**Fragmento para leer**

============================================================

En ese momento también se dio cuenta de que “en la televisión no solamente se trabaja rápido y sin profundidad”. Así entonces, Villamil aventó los fantasmas y se dejó ver seguido en la TV, entre otras intervenciones, en las exitosas Vulnerables y Culpables. Y ahora todos los martes, a las 23 y por el 13, va Locas de amor, una producción que marca la vuelta de Pol-ka al formato del unitario. La historia (los libros pertenecen a Pablo Lagos y Susana Cardoso, la dirección es de Daniel Barone) describe la salida de un neuropsiquiátrico de tres mujeres (Julieta Díaz, Leticia Brédice y la propia Villamil) “en su camino hacia el alta y la rehabilitación definitiva, a través de su estadía en las llamadas casas de convivencia”.
Según explica la actriz, “las historias se centran en los miedos y dificultades que surgen durante su reinserción social, laboral y vincular”. A pesar de que Eva, su personaje, “tiene una fobia muy importante al agua, delirios místicos y una relación homosexual con una interna”, Villamil advierte que también hay humor. Aclara, además, que “el tono del programa es muy positivo porque apunta al hecho de salir adelante y no a mostrar lo más oscuro de la locura”.
Villamil aprendió en el taller de Bartis que un actor debe estar en condiciones de seleccionar y componer sus materiales de escena, además de llevar adelante sus propios proyectos. Hoy la actriz está muy satisfecha de los resultados obtenidos en su primera experiencia autogestiva, Recuerdos son recuerdos (junto a Rita Cortese y Pompeyo Audivert, luego reemplazado por Alejandro Urdapilleta), espectáculo más tarde reformulado en Glorias porteñas, el cual, según la actriz, superó toda expectativa, con sus largas giras al exterior, la edición de dos compactos y la convocatoria que logró durante su temporada en el Teatro San Martín. Villamil componía allí a la cancionista Clarita Taboada y lo hacía, según afirma, “como una actriz que canta”, ya que los aspectos musicales del espectáculo estaban supeditados a un planteo teatral.

============================================================

**Extracto de datos**

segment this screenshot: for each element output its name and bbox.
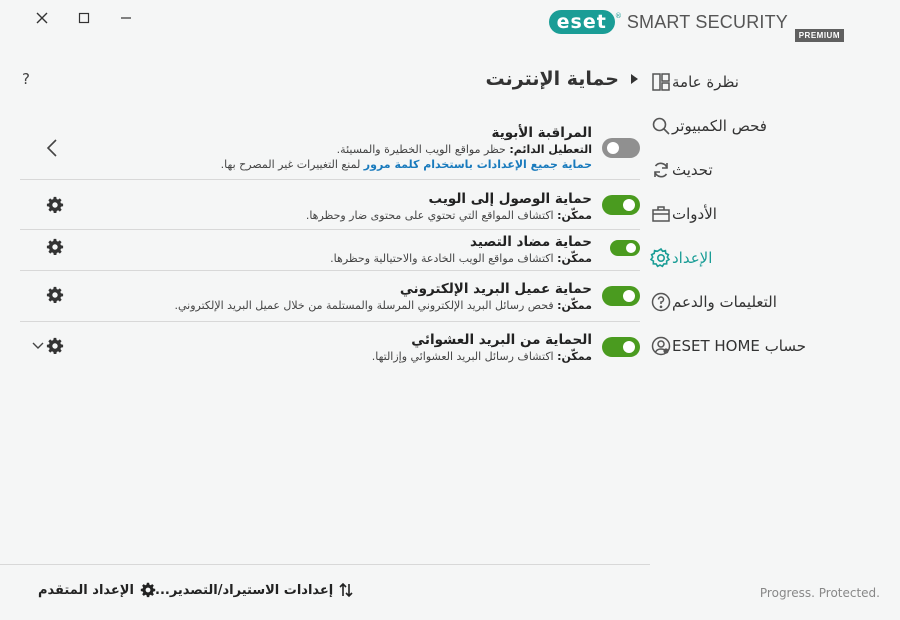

============================================================

**Consignas del ejercicio**
1. Traduce al inglés esta oración del fragmento sobre la actriz Villamil: «Según explica la actriz, “las historias se centran en los miedos y dificultades que surgen durante su reinserción social, laboral y vincular”.»
2. Continúa el fragmento sobre la actriz Villamil a partir de su última oración.
El material no tiene ningún papel en esto.

**Resultados del ejercicio**
1. According to the actress, "the stories focus on the fears and difficulties that arise during their social, professional, and relational reintegration."

2.
Finalizada esa experiencia, la actriz está nuevamente de estreno: en el Portón de Sánchez (Sánchez de Bustamante 1034) acaba de subir a escena Matar el pensamiento, de Federico Olivera (realizador ligado al cine y la televisión, actualmente, director de Padre Coraje), una obra que, también bajo su conducción, discurre sobre los deseos y frustraciones de una pareja que, jaqueada por las deudas, sobrevive tomando ansiolíticos. Integran el resto del elenco José Minuchín, Rafael Solano, Luis Urgoiti y Alejandro Hener.
–¿Siente que fue encasillada en sus comienzos?
–Los actores suelen quedar identificados con el “color” particular de un personaje durante un tiempo y esto lleva a directores y productores a asociar a un actor con otros personajes parecidos. Me pasó cuando interpretaba a Ofelia, tan sufrida y torturada que, por un par de años, me ofrecieron roles similares. Pero cuando tuve la posibilidad de probar otras variantes caracterológicas, entonces aparecieron otros proyectos.
–¿Cómo se va construyendo la imagen de un actor?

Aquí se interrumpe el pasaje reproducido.